— start Extracted records —

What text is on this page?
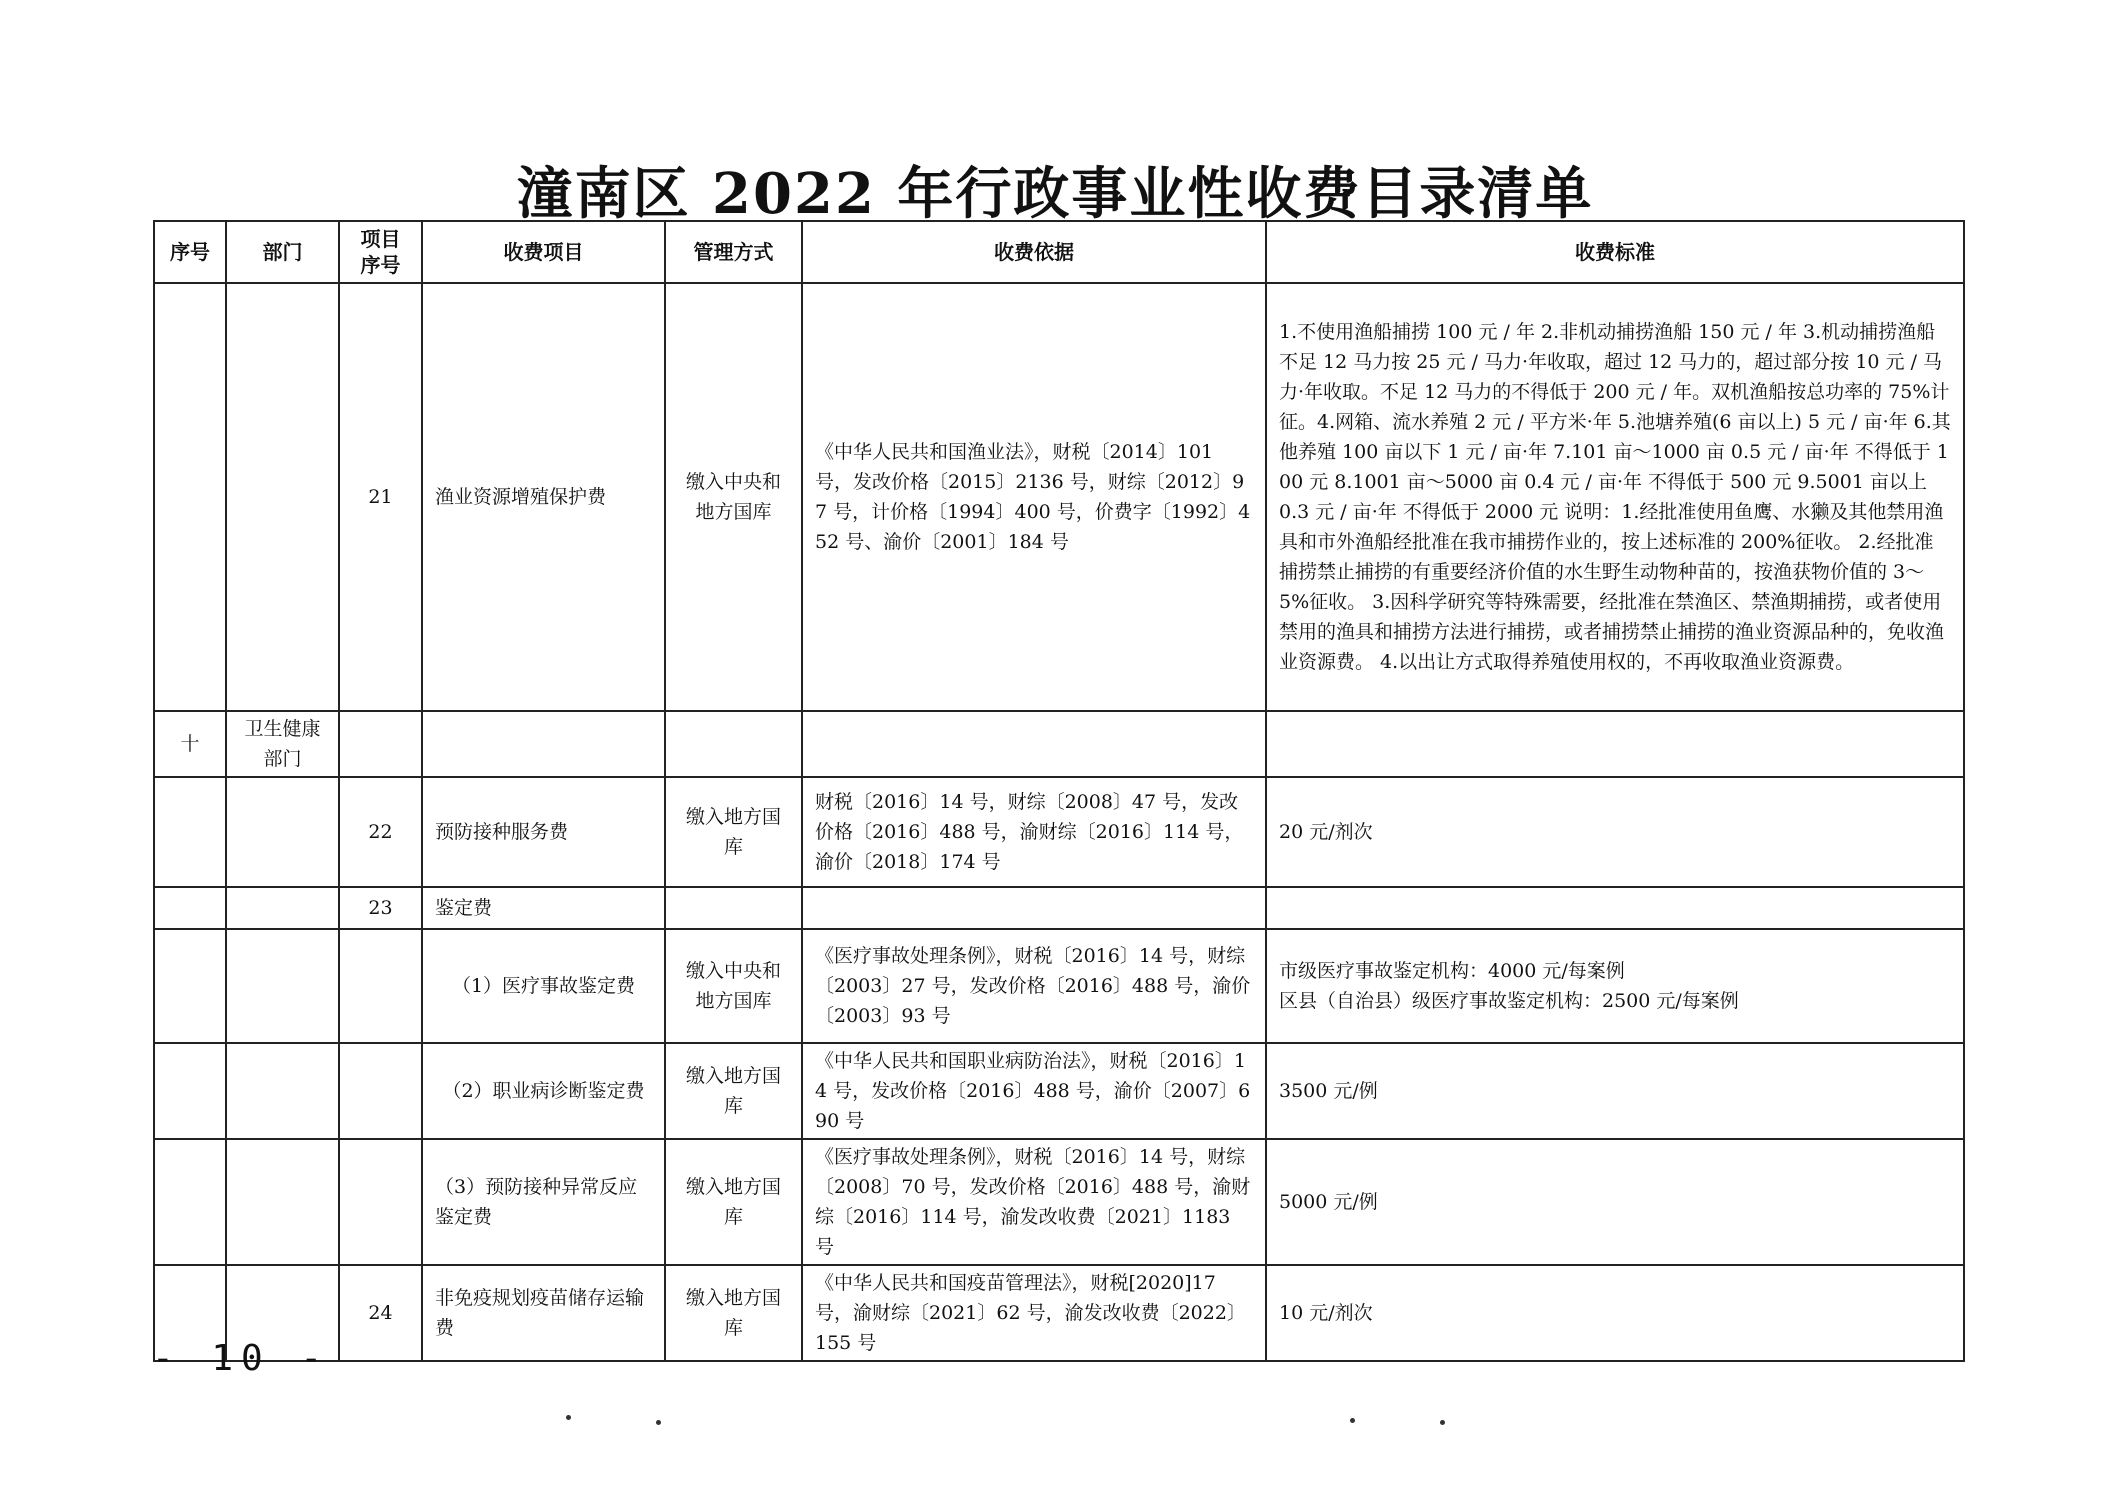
潼南区 2022 年行政事业性收费目录清单
序号	部门	项目序号	收费项目	管理方式	收费依据	收费标准
		21	渔业资源增殖保护费	缴入中央和地方国库	《中华人民共和国渔业法》，财税〔2014〕101 号，发改价格〔2015〕2136 号，财综〔2012〕97 号，计价格〔1994〕400 号，价费字〔1992〕452 号、渝价〔2001〕184 号	1.不使用渔船捕捞 100 元 / 年 2.非机动捕捞渔船 150 元 / 年 3.机动捕捞渔船 不足 12 马力按 25 元 / 马力·年收取，超过 12 马力的，超过部分按 10 元 / 马力·年收取。不足 12 马力的不得低于 200 元 / 年。双机渔船按总功率的 75%计征。4.网箱、流水养殖 2 元 / 平方米·年 5.池塘养殖(6 亩以上) 5 元 / 亩·年 6.其他养殖 100 亩以下 1 元 / 亩·年 7.101 亩～1000 亩 0.5 元 / 亩·年 不得低于 100 元 8.1001 亩～5000 亩 0.4 元 / 亩·年 不得低于 500 元 9.5001 亩以上 0.3 元 / 亩·年 不得低于 2000 元 说明：1.经批准使用鱼鹰、水獭及其他禁用渔具和市外渔船经批准在我市捕捞作业的，按上述标准的 200%征收。 2.经批准捕捞禁止捕捞的有重要经济价值的水生野生动物种苗的，按渔获物价值的 3～5%征收。 3.因科学研究等特殊需要，经批准在禁渔区、禁渔期捕捞，或者使用禁用的渔具和捕捞方法进行捕捞，或者捕捞禁止捕捞的渔业资源品种的，免收渔业资源费。 4.以出让方式取得养殖使用权的，不再收取渔业资源费。
十	卫生健康部门					
		22	预防接种服务费	缴入地方国库	财税〔2016〕14 号，财综〔2008〕47 号，发改价格〔2016〕488 号，渝财综〔2016〕114 号，渝价〔2018〕174 号	20 元/剂次
		23	鉴定费			
			（1）医疗事故鉴定费	缴入中央和地方国库	《医疗事故处理条例》，财税〔2016〕14 号，财综〔2003〕27 号，发改价格〔2016〕488 号，渝价〔2003〕93 号	市级医疗事故鉴定机构：4000 元/每案例
区县（自治县）级医疗事故鉴定机构：2500 元/每案例

			（2）职业病诊断鉴定费	缴入地方国库	《中华人民共和国职业病防治法》，财税〔2016〕14 号，发改价格〔2016〕488 号，渝价〔2007〕690 号	3500 元/例
			（3）预防接种异常反应鉴定费	缴入地方国库	《医疗事故处理条例》，财税〔2016〕14 号，财综〔2008〕70 号，发改价格〔2016〕488 号，渝财综〔2016〕114 号，渝发改收费〔2021〕1183 号	5000 元/例
		24	非免疫规划疫苗储存运输费	缴入地方国库	《中华人民共和国疫苗管理法》，财税[2020]17 号，渝财综〔2021〕62 号，渝发改收费〔2022〕155 号	10 元/剂次
- 10 -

— end Extracted records —

Exercise aim: Show each line of the data that contains the string "渝发改收费".

Exercise output:
			（3）预防接种异常反应鉴定费	缴入地方国库	《医疗事故处理条例》，财税〔2016〕14 号，财综〔2008〕70 号，发改价格〔2016〕488 号，渝财综〔2016〕114 号，渝发改收费〔2021〕1183 号	5000 元/例
		24	非免疫规划疫苗储存运输费	缴入地方国库	《中华人民共和国疫苗管理法》，财税[2020]17 号，渝财综〔2021〕62 号，渝发改收费〔2022〕155 号	10 元/剂次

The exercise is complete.